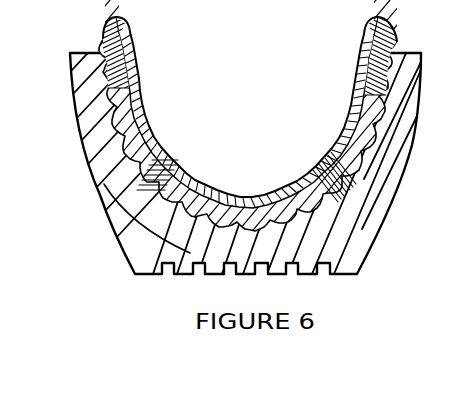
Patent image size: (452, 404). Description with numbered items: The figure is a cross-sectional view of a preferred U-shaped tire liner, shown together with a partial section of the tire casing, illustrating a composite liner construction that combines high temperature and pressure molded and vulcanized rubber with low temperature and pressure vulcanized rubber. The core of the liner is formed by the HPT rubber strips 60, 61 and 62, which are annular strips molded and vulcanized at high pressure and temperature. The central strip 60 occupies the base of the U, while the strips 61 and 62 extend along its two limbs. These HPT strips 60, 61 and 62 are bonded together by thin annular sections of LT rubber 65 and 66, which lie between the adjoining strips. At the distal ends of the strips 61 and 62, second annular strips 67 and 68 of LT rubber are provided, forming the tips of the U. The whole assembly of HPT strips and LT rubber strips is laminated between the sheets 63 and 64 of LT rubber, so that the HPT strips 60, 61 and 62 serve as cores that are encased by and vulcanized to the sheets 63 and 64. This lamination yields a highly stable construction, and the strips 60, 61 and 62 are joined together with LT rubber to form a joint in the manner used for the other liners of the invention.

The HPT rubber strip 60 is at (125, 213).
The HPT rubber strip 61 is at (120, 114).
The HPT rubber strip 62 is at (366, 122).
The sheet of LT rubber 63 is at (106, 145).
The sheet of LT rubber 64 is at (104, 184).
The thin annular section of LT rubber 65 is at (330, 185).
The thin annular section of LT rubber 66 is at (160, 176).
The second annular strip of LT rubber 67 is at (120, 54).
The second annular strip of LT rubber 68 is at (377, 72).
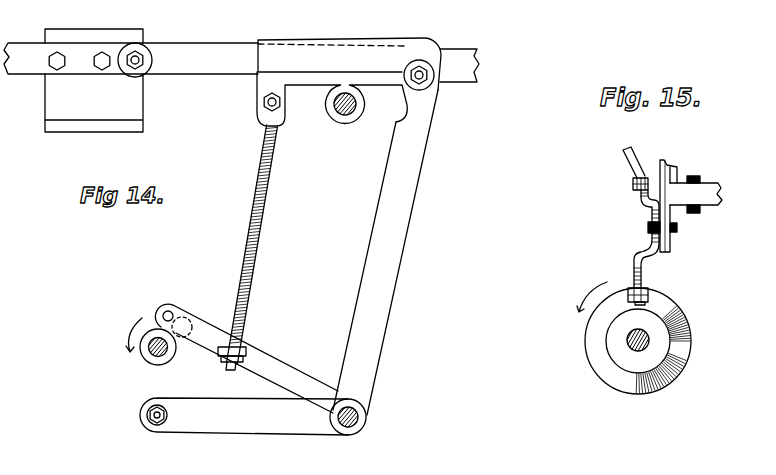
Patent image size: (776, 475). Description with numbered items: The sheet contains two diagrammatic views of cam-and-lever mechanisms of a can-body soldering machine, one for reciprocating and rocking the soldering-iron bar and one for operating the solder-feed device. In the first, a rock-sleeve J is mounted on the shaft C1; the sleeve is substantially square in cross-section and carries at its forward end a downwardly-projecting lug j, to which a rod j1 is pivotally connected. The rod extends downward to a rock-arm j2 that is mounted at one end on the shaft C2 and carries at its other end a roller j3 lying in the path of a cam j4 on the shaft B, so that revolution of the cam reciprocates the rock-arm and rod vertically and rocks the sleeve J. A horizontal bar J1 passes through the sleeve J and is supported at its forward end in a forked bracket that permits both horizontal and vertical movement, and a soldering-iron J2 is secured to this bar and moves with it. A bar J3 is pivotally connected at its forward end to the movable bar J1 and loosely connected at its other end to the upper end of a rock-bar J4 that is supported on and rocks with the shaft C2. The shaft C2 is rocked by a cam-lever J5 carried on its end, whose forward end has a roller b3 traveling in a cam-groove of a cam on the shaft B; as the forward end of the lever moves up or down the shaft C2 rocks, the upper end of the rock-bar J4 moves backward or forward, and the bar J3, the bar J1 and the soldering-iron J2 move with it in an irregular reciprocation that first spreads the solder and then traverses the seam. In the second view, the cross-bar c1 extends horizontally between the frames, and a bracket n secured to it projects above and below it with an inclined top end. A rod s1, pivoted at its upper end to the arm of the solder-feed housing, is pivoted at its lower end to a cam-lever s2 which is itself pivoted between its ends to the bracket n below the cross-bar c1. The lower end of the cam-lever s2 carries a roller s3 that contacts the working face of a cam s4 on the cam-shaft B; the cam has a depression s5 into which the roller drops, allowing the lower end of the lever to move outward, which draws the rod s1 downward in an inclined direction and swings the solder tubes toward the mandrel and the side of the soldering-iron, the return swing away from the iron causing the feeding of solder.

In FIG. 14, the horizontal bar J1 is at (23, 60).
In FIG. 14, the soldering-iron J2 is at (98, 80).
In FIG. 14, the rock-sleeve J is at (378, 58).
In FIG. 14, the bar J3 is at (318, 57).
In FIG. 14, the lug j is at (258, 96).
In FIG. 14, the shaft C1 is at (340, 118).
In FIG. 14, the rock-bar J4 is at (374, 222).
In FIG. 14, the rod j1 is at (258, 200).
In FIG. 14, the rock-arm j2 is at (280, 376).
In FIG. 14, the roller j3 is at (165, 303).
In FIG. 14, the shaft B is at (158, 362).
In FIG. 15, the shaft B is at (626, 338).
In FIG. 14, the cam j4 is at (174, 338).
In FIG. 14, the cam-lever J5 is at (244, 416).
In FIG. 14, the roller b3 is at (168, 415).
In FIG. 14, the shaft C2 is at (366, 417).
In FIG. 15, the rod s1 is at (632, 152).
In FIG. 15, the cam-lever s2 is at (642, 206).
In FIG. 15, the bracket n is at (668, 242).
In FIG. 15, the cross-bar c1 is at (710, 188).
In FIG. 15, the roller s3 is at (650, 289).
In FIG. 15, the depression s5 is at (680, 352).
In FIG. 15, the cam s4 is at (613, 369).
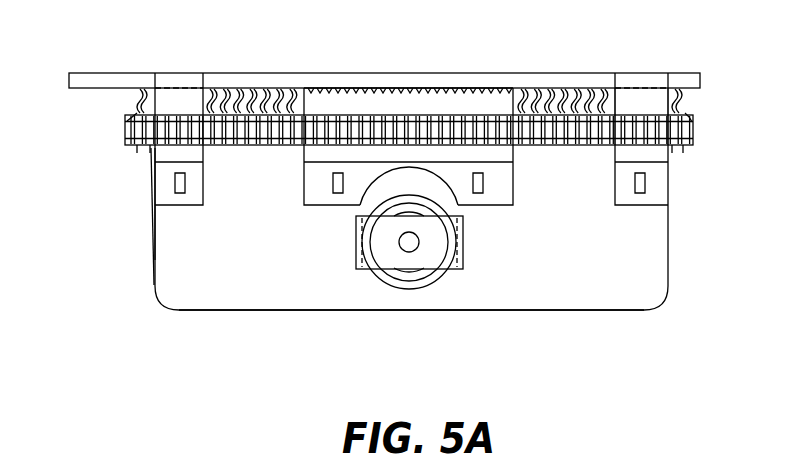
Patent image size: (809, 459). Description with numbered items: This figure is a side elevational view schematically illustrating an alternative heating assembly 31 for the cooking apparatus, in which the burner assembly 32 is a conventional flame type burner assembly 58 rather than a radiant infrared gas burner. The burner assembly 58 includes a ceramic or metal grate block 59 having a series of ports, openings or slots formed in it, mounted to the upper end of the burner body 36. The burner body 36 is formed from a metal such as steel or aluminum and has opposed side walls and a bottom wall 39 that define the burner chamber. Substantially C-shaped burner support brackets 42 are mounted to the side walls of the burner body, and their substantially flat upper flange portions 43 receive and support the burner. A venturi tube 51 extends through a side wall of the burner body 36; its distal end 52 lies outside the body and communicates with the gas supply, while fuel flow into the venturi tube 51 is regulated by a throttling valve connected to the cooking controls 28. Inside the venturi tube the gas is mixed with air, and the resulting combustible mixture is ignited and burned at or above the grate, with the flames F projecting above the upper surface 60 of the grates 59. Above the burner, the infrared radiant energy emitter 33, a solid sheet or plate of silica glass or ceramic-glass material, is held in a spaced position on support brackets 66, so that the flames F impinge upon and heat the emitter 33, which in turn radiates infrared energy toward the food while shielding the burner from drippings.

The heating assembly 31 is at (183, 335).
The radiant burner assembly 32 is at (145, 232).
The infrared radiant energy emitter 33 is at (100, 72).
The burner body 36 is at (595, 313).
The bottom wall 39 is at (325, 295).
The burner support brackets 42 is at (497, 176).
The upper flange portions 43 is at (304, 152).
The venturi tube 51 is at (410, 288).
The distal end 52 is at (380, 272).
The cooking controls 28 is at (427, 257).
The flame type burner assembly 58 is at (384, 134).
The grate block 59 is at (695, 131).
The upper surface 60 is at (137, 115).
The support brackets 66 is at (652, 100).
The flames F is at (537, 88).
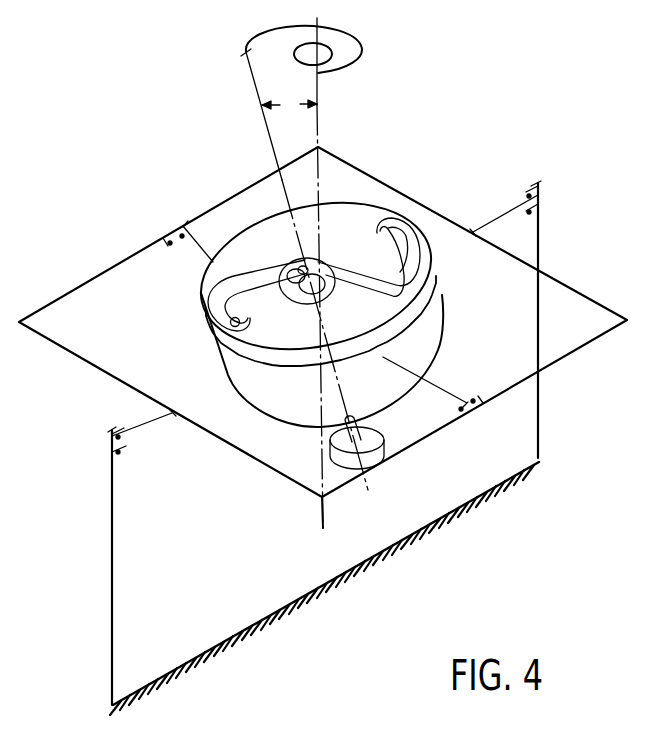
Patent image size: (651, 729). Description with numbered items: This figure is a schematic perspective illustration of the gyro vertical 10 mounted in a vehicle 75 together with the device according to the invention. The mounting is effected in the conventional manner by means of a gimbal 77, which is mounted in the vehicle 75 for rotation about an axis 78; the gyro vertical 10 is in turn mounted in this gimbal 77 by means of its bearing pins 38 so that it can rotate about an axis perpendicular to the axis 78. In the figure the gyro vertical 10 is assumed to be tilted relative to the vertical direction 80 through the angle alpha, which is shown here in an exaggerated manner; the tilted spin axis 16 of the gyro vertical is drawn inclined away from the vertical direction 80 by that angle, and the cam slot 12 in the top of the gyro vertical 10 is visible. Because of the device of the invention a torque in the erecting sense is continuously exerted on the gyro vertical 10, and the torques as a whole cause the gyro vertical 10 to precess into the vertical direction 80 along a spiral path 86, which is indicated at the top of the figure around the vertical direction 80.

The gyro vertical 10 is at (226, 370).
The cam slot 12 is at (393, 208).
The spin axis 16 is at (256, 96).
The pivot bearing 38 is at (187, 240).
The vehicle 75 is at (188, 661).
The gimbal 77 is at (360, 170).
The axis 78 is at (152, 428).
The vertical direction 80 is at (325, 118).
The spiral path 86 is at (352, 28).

■ **DO THIS**: Rewrite all the rows above, swapping "Patent image size" for "Drawing size" everywhere and changing nothing else. Leave out the pictures.

■ **SOLUTION TO THIS TASK**:
Drawing size: (452, 404). Description with numbered items: The figure is a cross-sectional view of a preferred U-shaped tire liner, shown together with a partial section of the tire casing, illustrating a composite liner construction that combines high temperature and pressure molded and vulcanized rubber with low temperature and pressure vulcanized rubber. The core of the liner is formed by the HPT rubber strips 60, 61 and 62, which are annular strips molded and vulcanized at high pressure and temperature. The central strip 60 occupies the base of the U, while the strips 61 and 62 extend along its two limbs. These HPT strips 60, 61 and 62 are bonded together by thin annular sections of LT rubber 65 and 66, which lie between the adjoining strips. At the distal ends of the strips 61 and 62, second annular strips 67 and 68 of LT rubber are provided, forming the tips of the U. The whole assembly of HPT strips and LT rubber strips is laminated between the sheets 63 and 64 of LT rubber, so that the HPT strips 60, 61 and 62 serve as cores that are encased by and vulcanized to the sheets 63 and 64. This lamination yields a highly stable construction, and the strips 60, 61 and 62 are joined together with LT rubber to form a joint in the manner used for the other liners of the invention.

The HPT rubber strip 60 is at (125, 213).
The HPT rubber strip 61 is at (120, 114).
The HPT rubber strip 62 is at (366, 122).
The sheet of LT rubber 63 is at (106, 145).
The sheet of LT rubber 64 is at (104, 184).
The thin annular section of LT rubber 65 is at (330, 185).
The thin annular section of LT rubber 66 is at (160, 176).
The second annular strip of LT rubber 67 is at (120, 54).
The second annular strip of LT rubber 68 is at (377, 72).
Drawing size: (776, 475). Description with numbered items: The sheet contains two diagrammatic views of cam-and-lever mechanisms of a can-body soldering machine, one for reciprocating and rocking the soldering-iron bar and one for operating the solder-feed device. In the first, a rock-sleeve J is mounted on the shaft C1; the sleeve is substantially square in cross-section and carries at its forward end a downwardly-projecting lug j, to which a rod j1 is pivotally connected. The rod extends downward to a rock-arm j2 that is mounted at one end on the shaft C2 and carries at its other end a roller j3 lying in the path of a cam j4 on the shaft B, so that revolution of the cam reciprocates the rock-arm and rod vertically and rocks the sleeve J. A horizontal bar J1 passes through the sleeve J and is supported at its forward end in a forked bracket that permits both horizontal and vertical movement, and a soldering-iron J2 is secured to this bar and moves with it. A bar J3 is pivotally connected at its forward end to the movable bar J1 and loosely connected at its other end to the upper end of a rock-bar J4 that is supported on and rocks with the shaft C2. The shaft C2 is rocked by a cam-lever J5 carried on its end, whose forward end has a roller b3 traveling in a cam-groove of a cam on the shaft B; as the forward end of the lever moves up or down the shaft C2 rocks, the upper end of the rock-bar J4 moves backward or forward, and the bar J3, the bar J1 and the soldering-iron J2 move with it in an irregular reciprocation that first spreads the solder and then traverses the seam. In the second view, the cross-bar c1 extends horizontally between the frames, and a bracket n secured to it projects above and below it with an inclined top end. A rod s1, pivoted at its upper end to the arm of the solder-feed housing, is pivoted at its lower end to a cam-lever s2 which is itself pivoted between its ends to the bracket n below the cross-bar c1. The lower end of the cam-lever s2 carries a roller s3 that contacts the working face of a cam s4 on the cam-shaft B; the cam has a depression s5 into which the roller drops, allowing the lower end of the lever to move outward, which draws the rod s1 downward in an inclined direction and swings the solder tubes toward the mandrel and the side of the soldering-iron, the return swing away from the iron causing the feeding of solder.

In FIG. 14, the horizontal bar J1 is at (23, 60).
In FIG. 14, the soldering-iron J2 is at (98, 80).
In FIG. 14, the rock-sleeve J is at (378, 58).
In FIG. 14, the bar J3 is at (318, 57).
In FIG. 14, the lug j is at (258, 96).
In FIG. 14, the shaft C1 is at (340, 118).
In FIG. 14, the rock-bar J4 is at (374, 222).
In FIG. 14, the rod j1 is at (258, 200).
In FIG. 14, the rock-arm j2 is at (280, 376).
In FIG. 14, the roller j3 is at (165, 303).
In FIG. 14, the shaft B is at (158, 362).
In FIG. 15, the shaft B is at (626, 338).
In FIG. 14, the cam j4 is at (174, 338).
In FIG. 14, the cam-lever J5 is at (244, 416).
In FIG. 14, the roller b3 is at (168, 415).
In FIG. 14, the shaft C2 is at (366, 417).
In FIG. 15, the rod s1 is at (632, 152).
In FIG. 15, the cam-lever s2 is at (642, 206).
In FIG. 15, the bracket n is at (668, 242).
In FIG. 15, the cross-bar c1 is at (710, 188).
In FIG. 15, the roller s3 is at (650, 289).
In FIG. 15, the depression s5 is at (680, 352).
In FIG. 15, the cam s4 is at (613, 369).
Drawing size: (809, 459). Description with numbered items: This figure is a side elevational view schematically illustrating an alternative heating assembly 31 for the cooking apparatus, in which the burner assembly 32 is a conventional flame type burner assembly 58 rather than a radiant infrared gas burner. The burner assembly 58 includes a ceramic or metal grate block 59 having a series of ports, openings or slots formed in it, mounted to the upper end of the burner body 36. The burner body 36 is formed from a metal such as steel or aluminum and has opposed side walls and a bottom wall 39 that define the burner chamber. Substantially C-shaped burner support brackets 42 are mounted to the side walls of the burner body, and their substantially flat upper flange portions 43 receive and support the burner. A venturi tube 51 extends through a side wall of the burner body 36; its distal end 52 lies outside the body and communicates with the gas supply, while fuel flow into the venturi tube 51 is regulated by a throttling valve connected to the cooking controls 28. Inside the venturi tube the gas is mixed with air, and the resulting combustible mixture is ignited and burned at or above the grate, with the flames F projecting above the upper surface 60 of the grates 59. Above the burner, the infrared radiant energy emitter 33, a solid sheet or plate of silica glass or ceramic-glass material, is held in a spaced position on support brackets 66, so that the flames F impinge upon and heat the emitter 33, which in turn radiates infrared energy toward the food while shielding the burner from drippings.

The heating assembly 31 is at (183, 335).
The radiant burner assembly 32 is at (145, 232).
The infrared radiant energy emitter 33 is at (100, 72).
The burner body 36 is at (595, 313).
The bottom wall 39 is at (325, 295).
The burner support brackets 42 is at (497, 176).
The upper flange portions 43 is at (304, 152).
The venturi tube 51 is at (410, 288).
The distal end 52 is at (380, 272).
The cooking controls 28 is at (427, 257).
The flame type burner assembly 58 is at (384, 134).
The grate block 59 is at (695, 131).
The upper surface 60 is at (137, 115).
The support brackets 66 is at (652, 100).
The flames F is at (537, 88).
Drawing size: (651, 729). Description with numbered items: This figure is a schematic perspective illustration of the gyro vertical 10 mounted in a vehicle 75 together with the device according to the invention. The mounting is effected in the conventional manner by means of a gimbal 77, which is mounted in the vehicle 75 for rotation about an axis 78; the gyro vertical 10 is in turn mounted in this gimbal 77 by means of its bearing pins 38 so that it can rotate about an axis perpendicular to the axis 78. In the figure the gyro vertical 10 is assumed to be tilted relative to the vertical direction 80 through the angle alpha, which is shown here in an exaggerated manner; the tilted spin axis 16 of the gyro vertical is drawn inclined away from the vertical direction 80 by that angle, and the cam slot 12 in the top of the gyro vertical 10 is visible. Because of the device of the invention a torque in the erecting sense is continuously exerted on the gyro vertical 10, and the torques as a whole cause the gyro vertical 10 to precess into the vertical direction 80 along a spiral path 86, which is indicated at the top of the figure around the vertical direction 80.

The gyro vertical 10 is at (226, 370).
The cam slot 12 is at (393, 208).
The spin axis 16 is at (256, 96).
The pivot bearing 38 is at (187, 240).
The vehicle 75 is at (188, 661).
The gimbal 77 is at (360, 170).
The axis 78 is at (152, 428).
The vertical direction 80 is at (325, 118).
The spiral path 86 is at (352, 28).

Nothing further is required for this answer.